→ **Extracted information**
--------------------------------------------------

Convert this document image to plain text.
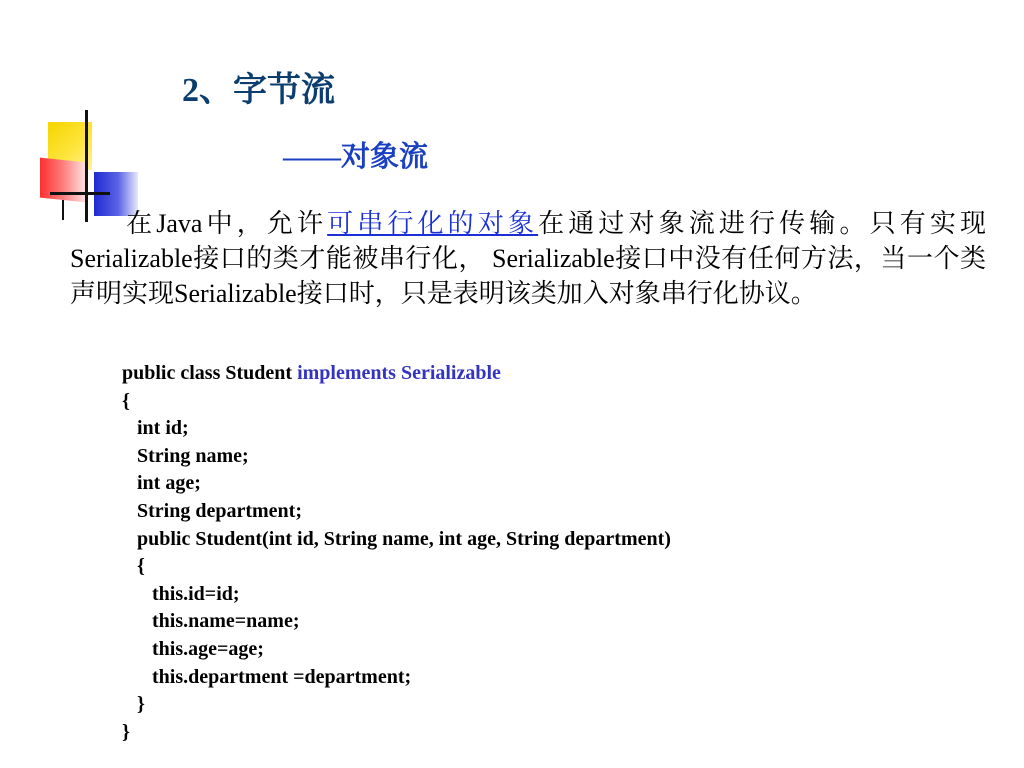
2、字节流
——对象流

在Java中，允许可串行化的对象在通过对象流进行传输。只有实现Serializable接口的类才能被串行化， Serializable接口中没有任何方法，当一个类声明实现Serializable接口时，只是表明该类加入对象串行化协议。

public class Student implements Serializable
{
int id;
String name;
int age;
String department;
public Student(int id, String name, int age, String department)
{
this.id=id;
this.name=name;
this.age=age;
this.department =department;
}
}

--------------------------------------------------

→ **What the task asks**
Without the pictures, write out the whole listing above exactly as it appears.

→ **Output for this task**
Convert this document image to plain text.
2、字节流
——对象流

在Java中，允许可串行化的对象在通过对象流进行传输。只有实现Serializable接口的类才能被串行化， Serializable接口中没有任何方法，当一个类声明实现Serializable接口时，只是表明该类加入对象串行化协议。

public class Student implements Serializable
{
int id;
String name;
int age;
String department;
public Student(int id, String name, int age, String department)
{
this.id=id;
this.name=name;
this.age=age;
this.department =department;
}
}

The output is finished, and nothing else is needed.